Stored data

start

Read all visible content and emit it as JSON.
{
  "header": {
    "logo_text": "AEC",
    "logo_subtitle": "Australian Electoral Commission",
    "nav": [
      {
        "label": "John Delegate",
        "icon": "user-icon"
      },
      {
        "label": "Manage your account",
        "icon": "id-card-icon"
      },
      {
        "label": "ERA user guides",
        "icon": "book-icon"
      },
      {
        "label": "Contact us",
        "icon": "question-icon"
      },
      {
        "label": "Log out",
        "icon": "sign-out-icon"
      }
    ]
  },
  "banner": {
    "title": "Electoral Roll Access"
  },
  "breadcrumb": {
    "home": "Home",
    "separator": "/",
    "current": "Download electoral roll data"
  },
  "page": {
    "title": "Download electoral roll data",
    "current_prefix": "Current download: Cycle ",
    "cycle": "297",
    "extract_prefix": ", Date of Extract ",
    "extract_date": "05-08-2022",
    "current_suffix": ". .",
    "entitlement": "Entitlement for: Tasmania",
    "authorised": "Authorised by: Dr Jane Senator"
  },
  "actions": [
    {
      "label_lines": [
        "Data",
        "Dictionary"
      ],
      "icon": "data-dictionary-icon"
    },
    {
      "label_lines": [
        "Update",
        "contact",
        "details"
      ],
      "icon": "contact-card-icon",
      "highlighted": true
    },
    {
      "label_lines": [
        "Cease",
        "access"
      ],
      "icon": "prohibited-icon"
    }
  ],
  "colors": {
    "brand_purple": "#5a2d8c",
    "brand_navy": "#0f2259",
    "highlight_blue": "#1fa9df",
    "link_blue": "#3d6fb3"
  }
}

end

> Task directions:
Extract lines where the string "card" occurs.

> Answer in full:
        "icon": "id-card-icon"
      "icon": "contact-card-icon",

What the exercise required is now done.